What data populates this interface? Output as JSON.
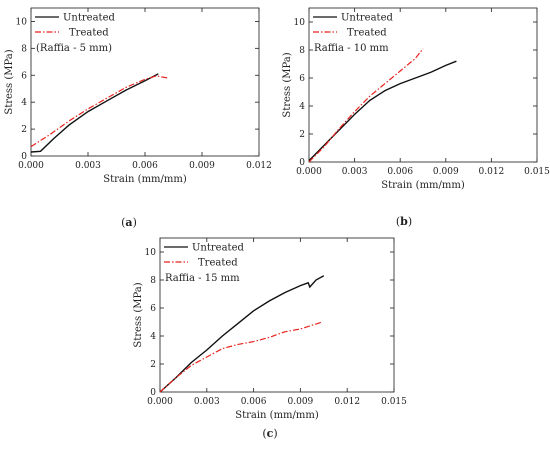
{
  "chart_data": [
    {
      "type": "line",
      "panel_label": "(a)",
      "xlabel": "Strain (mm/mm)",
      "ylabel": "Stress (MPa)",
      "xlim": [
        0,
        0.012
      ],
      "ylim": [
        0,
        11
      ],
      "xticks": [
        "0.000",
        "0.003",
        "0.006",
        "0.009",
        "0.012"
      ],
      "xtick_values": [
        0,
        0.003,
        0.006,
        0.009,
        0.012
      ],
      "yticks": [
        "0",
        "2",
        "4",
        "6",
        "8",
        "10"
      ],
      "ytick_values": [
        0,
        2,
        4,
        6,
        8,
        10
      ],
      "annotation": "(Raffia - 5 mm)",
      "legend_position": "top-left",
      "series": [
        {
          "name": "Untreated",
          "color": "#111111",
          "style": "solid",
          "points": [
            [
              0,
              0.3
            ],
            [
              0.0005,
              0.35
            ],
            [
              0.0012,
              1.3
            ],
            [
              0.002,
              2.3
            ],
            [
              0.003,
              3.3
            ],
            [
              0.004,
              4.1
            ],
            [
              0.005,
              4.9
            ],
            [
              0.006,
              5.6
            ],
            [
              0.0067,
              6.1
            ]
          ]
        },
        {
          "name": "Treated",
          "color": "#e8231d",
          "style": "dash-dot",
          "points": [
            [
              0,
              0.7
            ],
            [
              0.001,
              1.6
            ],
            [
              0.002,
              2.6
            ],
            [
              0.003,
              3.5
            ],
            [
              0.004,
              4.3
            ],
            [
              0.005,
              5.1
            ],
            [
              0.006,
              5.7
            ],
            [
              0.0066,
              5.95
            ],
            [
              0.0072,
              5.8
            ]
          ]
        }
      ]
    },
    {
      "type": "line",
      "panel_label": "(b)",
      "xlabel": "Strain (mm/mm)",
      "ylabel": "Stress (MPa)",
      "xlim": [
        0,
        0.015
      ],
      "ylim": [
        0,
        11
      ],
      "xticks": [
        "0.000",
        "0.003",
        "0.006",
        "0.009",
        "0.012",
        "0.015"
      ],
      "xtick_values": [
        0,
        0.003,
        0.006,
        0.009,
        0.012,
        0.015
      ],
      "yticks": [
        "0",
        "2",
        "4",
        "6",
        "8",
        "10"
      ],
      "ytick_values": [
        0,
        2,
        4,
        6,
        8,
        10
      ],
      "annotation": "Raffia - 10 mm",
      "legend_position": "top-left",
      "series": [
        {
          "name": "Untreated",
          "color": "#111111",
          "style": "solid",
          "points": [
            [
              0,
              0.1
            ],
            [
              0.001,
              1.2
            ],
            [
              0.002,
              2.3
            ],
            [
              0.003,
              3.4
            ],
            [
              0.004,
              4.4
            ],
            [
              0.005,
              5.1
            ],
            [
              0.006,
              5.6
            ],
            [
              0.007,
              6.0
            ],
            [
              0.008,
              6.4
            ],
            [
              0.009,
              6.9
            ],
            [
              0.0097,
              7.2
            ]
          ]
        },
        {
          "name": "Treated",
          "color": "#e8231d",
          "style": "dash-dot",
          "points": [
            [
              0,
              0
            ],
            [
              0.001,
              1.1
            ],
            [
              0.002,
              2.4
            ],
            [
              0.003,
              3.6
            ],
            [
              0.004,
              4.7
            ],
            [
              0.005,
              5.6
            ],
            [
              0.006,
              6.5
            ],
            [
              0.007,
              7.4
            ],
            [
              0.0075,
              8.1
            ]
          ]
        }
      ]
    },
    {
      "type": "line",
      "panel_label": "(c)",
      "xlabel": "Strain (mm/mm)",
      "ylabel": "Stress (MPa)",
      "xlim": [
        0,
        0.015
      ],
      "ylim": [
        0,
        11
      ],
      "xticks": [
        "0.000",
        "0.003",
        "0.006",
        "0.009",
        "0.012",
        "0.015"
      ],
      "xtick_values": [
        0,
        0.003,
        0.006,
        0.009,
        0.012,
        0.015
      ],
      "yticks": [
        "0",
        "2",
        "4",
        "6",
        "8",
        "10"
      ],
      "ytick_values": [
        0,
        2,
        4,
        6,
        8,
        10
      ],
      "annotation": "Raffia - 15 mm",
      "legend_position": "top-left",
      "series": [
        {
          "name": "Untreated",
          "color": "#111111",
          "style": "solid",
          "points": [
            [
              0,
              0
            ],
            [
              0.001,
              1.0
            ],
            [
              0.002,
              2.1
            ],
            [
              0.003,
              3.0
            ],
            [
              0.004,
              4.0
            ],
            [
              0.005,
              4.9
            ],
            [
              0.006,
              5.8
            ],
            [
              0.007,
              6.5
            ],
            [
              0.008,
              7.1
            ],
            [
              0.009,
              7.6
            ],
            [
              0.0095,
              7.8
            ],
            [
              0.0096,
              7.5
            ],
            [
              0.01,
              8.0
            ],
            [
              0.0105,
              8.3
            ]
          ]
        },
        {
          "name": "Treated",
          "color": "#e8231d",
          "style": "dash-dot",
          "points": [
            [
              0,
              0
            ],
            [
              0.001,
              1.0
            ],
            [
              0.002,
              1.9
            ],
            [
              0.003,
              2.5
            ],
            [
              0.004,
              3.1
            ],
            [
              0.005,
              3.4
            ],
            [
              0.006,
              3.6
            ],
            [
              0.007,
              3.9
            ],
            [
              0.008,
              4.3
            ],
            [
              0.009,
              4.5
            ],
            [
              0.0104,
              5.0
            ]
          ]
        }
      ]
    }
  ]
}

_ _ _ _ _ _ _

JOB — Reproduce the whole listing exactly, but not the images in it.

EXERCISE OUTPUT —
What data populates this interface? Output as JSON.
{
  "chart_data": [
    {
      "type": "line",
      "panel_label": "(a)",
      "xlabel": "Strain (mm/mm)",
      "ylabel": "Stress (MPa)",
      "xlim": [
        0,
        0.012
      ],
      "ylim": [
        0,
        11
      ],
      "xticks": [
        "0.000",
        "0.003",
        "0.006",
        "0.009",
        "0.012"
      ],
      "xtick_values": [
        0,
        0.003,
        0.006,
        0.009,
        0.012
      ],
      "yticks": [
        "0",
        "2",
        "4",
        "6",
        "8",
        "10"
      ],
      "ytick_values": [
        0,
        2,
        4,
        6,
        8,
        10
      ],
      "annotation": "(Raffia - 5 mm)",
      "legend_position": "top-left",
      "series": [
        {
          "name": "Untreated",
          "color": "#111111",
          "style": "solid",
          "points": [
            [
              0,
              0.3
            ],
            [
              0.0005,
              0.35
            ],
            [
              0.0012,
              1.3
            ],
            [
              0.002,
              2.3
            ],
            [
              0.003,
              3.3
            ],
            [
              0.004,
              4.1
            ],
            [
              0.005,
              4.9
            ],
            [
              0.006,
              5.6
            ],
            [
              0.0067,
              6.1
            ]
          ]
        },
        {
          "name": "Treated",
          "color": "#e8231d",
          "style": "dash-dot",
          "points": [
            [
              0,
              0.7
            ],
            [
              0.001,
              1.6
            ],
            [
              0.002,
              2.6
            ],
            [
              0.003,
              3.5
            ],
            [
              0.004,
              4.3
            ],
            [
              0.005,
              5.1
            ],
            [
              0.006,
              5.7
            ],
            [
              0.0066,
              5.95
            ],
            [
              0.0072,
              5.8
            ]
          ]
        }
      ]
    },
    {
      "type": "line",
      "panel_label": "(b)",
      "xlabel": "Strain (mm/mm)",
      "ylabel": "Stress (MPa)",
      "xlim": [
        0,
        0.015
      ],
      "ylim": [
        0,
        11
      ],
      "xticks": [
        "0.000",
        "0.003",
        "0.006",
        "0.009",
        "0.012",
        "0.015"
      ],
      "xtick_values": [
        0,
        0.003,
        0.006,
        0.009,
        0.012,
        0.015
      ],
      "yticks": [
        "0",
        "2",
        "4",
        "6",
        "8",
        "10"
      ],
      "ytick_values": [
        0,
        2,
        4,
        6,
        8,
        10
      ],
      "annotation": "Raffia - 10 mm",
      "legend_position": "top-left",
      "series": [
        {
          "name": "Untreated",
          "color": "#111111",
          "style": "solid",
          "points": [
            [
              0,
              0.1
            ],
            [
              0.001,
              1.2
            ],
            [
              0.002,
              2.3
            ],
            [
              0.003,
              3.4
            ],
            [
              0.004,
              4.4
            ],
            [
              0.005,
              5.1
            ],
            [
              0.006,
              5.6
            ],
            [
              0.007,
              6.0
            ],
            [
              0.008,
              6.4
            ],
            [
              0.009,
              6.9
            ],
            [
              0.0097,
              7.2
            ]
          ]
        },
        {
          "name": "Treated",
          "color": "#e8231d",
          "style": "dash-dot",
          "points": [
            [
              0,
              0
            ],
            [
              0.001,
              1.1
            ],
            [
              0.002,
              2.4
            ],
            [
              0.003,
              3.6
            ],
            [
              0.004,
              4.7
            ],
            [
              0.005,
              5.6
            ],
            [
              0.006,
              6.5
            ],
            [
              0.007,
              7.4
            ],
            [
              0.0075,
              8.1
            ]
          ]
        }
      ]
    },
    {
      "type": "line",
      "panel_label": "(c)",
      "xlabel": "Strain (mm/mm)",
      "ylabel": "Stress (MPa)",
      "xlim": [
        0,
        0.015
      ],
      "ylim": [
        0,
        11
      ],
      "xticks": [
        "0.000",
        "0.003",
        "0.006",
        "0.009",
        "0.012",
        "0.015"
      ],
      "xtick_values": [
        0,
        0.003,
        0.006,
        0.009,
        0.012,
        0.015
      ],
      "yticks": [
        "0",
        "2",
        "4",
        "6",
        "8",
        "10"
      ],
      "ytick_values": [
        0,
        2,
        4,
        6,
        8,
        10
      ],
      "annotation": "Raffia - 15 mm",
      "legend_position": "top-left",
      "series": [
        {
          "name": "Untreated",
          "color": "#111111",
          "style": "solid",
          "points": [
            [
              0,
              0
            ],
            [
              0.001,
              1.0
            ],
            [
              0.002,
              2.1
            ],
            [
              0.003,
              3.0
            ],
            [
              0.004,
              4.0
            ],
            [
              0.005,
              4.9
            ],
            [
              0.006,
              5.8
            ],
            [
              0.007,
              6.5
            ],
            [
              0.008,
              7.1
            ],
            [
              0.009,
              7.6
            ],
            [
              0.0095,
              7.8
            ],
            [
              0.0096,
              7.5
            ],
            [
              0.01,
              8.0
            ],
            [
              0.0105,
              8.3
            ]
          ]
        },
        {
          "name": "Treated",
          "color": "#e8231d",
          "style": "dash-dot",
          "points": [
            [
              0,
              0
            ],
            [
              0.001,
              1.0
            ],
            [
              0.002,
              1.9
            ],
            [
              0.003,
              2.5
            ],
            [
              0.004,
              3.1
            ],
            [
              0.005,
              3.4
            ],
            [
              0.006,
              3.6
            ],
            [
              0.007,
              3.9
            ],
            [
              0.008,
              4.3
            ],
            [
              0.009,
              4.5
            ],
            [
              0.0104,
              5.0
            ]
          ]
        }
      ]
    }
  ]
}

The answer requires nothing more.